Dataset excerpt
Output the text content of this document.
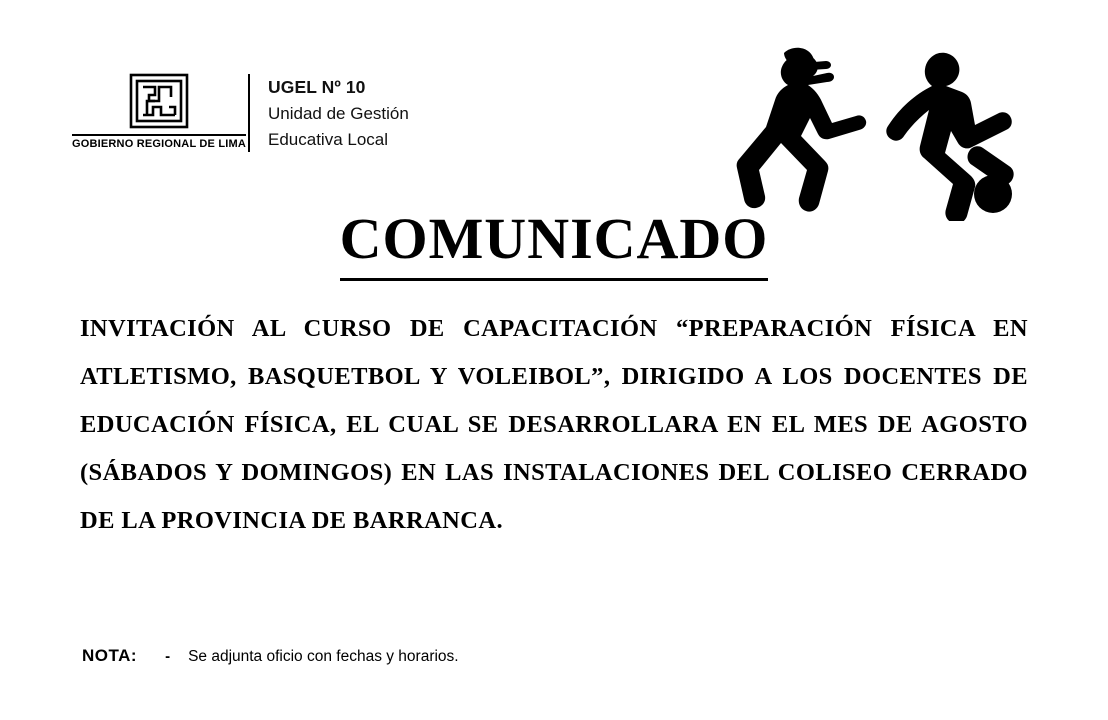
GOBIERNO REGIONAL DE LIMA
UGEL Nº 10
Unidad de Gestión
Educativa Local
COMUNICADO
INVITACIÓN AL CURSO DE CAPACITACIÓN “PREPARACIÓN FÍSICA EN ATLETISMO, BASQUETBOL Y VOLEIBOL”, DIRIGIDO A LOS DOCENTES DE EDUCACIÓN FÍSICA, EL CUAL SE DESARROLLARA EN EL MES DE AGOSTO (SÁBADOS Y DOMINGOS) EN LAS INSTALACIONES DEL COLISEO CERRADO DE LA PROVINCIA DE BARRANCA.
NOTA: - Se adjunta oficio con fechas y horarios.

- Work to be completed -
Repeat the data in full and exactly. Omit pictures.

- Right answer -
Output the text content of this document.
GOBIERNO REGIONAL DE LIMA
UGEL Nº 10
Unidad de Gestión
Educativa Local
COMUNICADO
INVITACIÓN AL CURSO DE CAPACITACIÓN “PREPARACIÓN FÍSICA EN ATLETISMO, BASQUETBOL Y VOLEIBOL”, DIRIGIDO A LOS DOCENTES DE EDUCACIÓN FÍSICA, EL CUAL SE DESARROLLARA EN EL MES DE AGOSTO (SÁBADOS Y DOMINGOS) EN LAS INSTALACIONES DEL COLISEO CERRADO DE LA PROVINCIA DE BARRANCA.
NOTA: - Se adjunta oficio con fechas y horarios.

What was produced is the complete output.